■ **Given request**
Make an exact copy of the entries below.

** START OF Source data **

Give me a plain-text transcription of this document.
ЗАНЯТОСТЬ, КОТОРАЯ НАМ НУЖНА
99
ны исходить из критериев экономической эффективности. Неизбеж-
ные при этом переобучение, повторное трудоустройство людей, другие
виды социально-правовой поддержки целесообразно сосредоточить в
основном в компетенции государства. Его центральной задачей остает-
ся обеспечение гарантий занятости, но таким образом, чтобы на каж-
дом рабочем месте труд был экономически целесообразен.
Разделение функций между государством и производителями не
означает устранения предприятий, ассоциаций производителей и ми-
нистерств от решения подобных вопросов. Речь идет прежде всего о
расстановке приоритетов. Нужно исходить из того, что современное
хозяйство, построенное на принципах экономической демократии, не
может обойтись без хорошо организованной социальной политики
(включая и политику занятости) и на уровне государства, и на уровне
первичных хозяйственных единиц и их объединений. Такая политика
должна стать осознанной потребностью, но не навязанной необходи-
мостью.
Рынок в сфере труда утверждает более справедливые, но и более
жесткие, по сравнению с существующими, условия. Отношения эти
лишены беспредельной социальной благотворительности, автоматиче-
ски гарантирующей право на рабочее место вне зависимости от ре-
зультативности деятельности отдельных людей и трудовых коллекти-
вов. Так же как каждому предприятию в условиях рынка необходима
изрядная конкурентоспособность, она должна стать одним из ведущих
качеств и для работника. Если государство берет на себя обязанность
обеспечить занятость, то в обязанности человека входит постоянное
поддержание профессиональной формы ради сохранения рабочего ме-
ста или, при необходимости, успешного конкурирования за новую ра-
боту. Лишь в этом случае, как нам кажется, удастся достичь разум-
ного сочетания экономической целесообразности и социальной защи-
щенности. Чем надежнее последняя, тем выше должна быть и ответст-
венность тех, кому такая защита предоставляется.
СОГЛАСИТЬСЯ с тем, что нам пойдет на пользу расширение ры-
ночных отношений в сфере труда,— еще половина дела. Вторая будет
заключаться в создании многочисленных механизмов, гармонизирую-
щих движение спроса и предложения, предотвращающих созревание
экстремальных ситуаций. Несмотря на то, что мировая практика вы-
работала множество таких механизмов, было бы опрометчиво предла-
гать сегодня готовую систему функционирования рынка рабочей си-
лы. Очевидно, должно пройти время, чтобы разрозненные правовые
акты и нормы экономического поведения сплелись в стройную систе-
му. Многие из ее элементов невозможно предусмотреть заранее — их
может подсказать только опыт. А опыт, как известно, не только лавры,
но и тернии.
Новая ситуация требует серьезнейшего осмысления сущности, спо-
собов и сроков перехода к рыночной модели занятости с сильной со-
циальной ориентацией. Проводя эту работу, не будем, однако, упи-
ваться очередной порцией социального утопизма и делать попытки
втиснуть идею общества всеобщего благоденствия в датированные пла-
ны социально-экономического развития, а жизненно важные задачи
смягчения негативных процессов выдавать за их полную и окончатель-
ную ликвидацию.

** END OF Source data **

■ **Written response**
Give me a plain-text transcription of this document.
ЗАНЯТОСТЬ, КОТОРАЯ НАМ НУЖНА
99
ны исходить из критериев экономической эффективности. Неизбеж-
ные при этом переобучение, повторное трудоустройство людей, другие
виды социально-правовой поддержки целесообразно сосредоточить в
основном в компетенции государства. Его центральной задачей остает-
ся обеспечение гарантий занятости, но таким образом, чтобы на каж-
дом рабочем месте труд был экономически целесообразен.
Разделение функций между государством и производителями не
означает устранения предприятий, ассоциаций производителей и ми-
нистерств от решения подобных вопросов. Речь идет прежде всего о
расстановке приоритетов. Нужно исходить из того, что современное
хозяйство, построенное на принципах экономической демократии, не
может обойтись без хорошо организованной социальной политики
(включая и политику занятости) и на уровне государства, и на уровне
первичных хозяйственных единиц и их объединений. Такая политика
должна стать осознанной потребностью, но не навязанной необходи-
мостью.
Рынок в сфере труда утверждает более справедливые, но и более
жесткие, по сравнению с существующими, условия. Отношения эти
лишены беспредельной социальной благотворительности, автоматиче-
ски гарантирующей право на рабочее место вне зависимости от ре-
зультативности деятельности отдельных людей и трудовых коллекти-
вов. Так же как каждому предприятию в условиях рынка необходима
изрядная конкурентоспособность, она должна стать одним из ведущих
качеств и для работника. Если государство берет на себя обязанность
обеспечить занятость, то в обязанности человека входит постоянное
поддержание профессиональной формы ради сохранения рабочего ме-
ста или, при необходимости, успешного конкурирования за новую ра-
боту. Лишь в этом случае, как нам кажется, удастся достичь разум-
ного сочетания экономической целесообразности и социальной защи-
щенности. Чем надежнее последняя, тем выше должна быть и ответст-
венность тех, кому такая защита предоставляется.
СОГЛАСИТЬСЯ с тем, что нам пойдет на пользу расширение ры-
ночных отношений в сфере труда,— еще половина дела. Вторая будет
заключаться в создании многочисленных механизмов, гармонизирую-
щих движение спроса и предложения, предотвращающих созревание
экстремальных ситуаций. Несмотря на то, что мировая практика вы-
работала множество таких механизмов, было бы опрометчиво предла-
гать сегодня готовую систему функционирования рынка рабочей си-
лы. Очевидно, должно пройти время, чтобы разрозненные правовые
акты и нормы экономического поведения сплелись в стройную систе-
му. Многие из ее элементов невозможно предусмотреть заранее — их
может подсказать только опыт. А опыт, как известно, не только лавры,
но и тернии.
Новая ситуация требует серьезнейшего осмысления сущности, спо-
собов и сроков перехода к рыночной модели занятости с сильной со-
циальной ориентацией. Проводя эту работу, не будем, однако, упи-
ваться очередной порцией социального утопизма и делать попытки
втиснуть идею общества всеобщего благоденствия в датированные пла-
ны социально-экономического развития, а жизненно важные задачи
смягчения негативных процессов выдавать за их полную и окончатель-
ную ликвидацию.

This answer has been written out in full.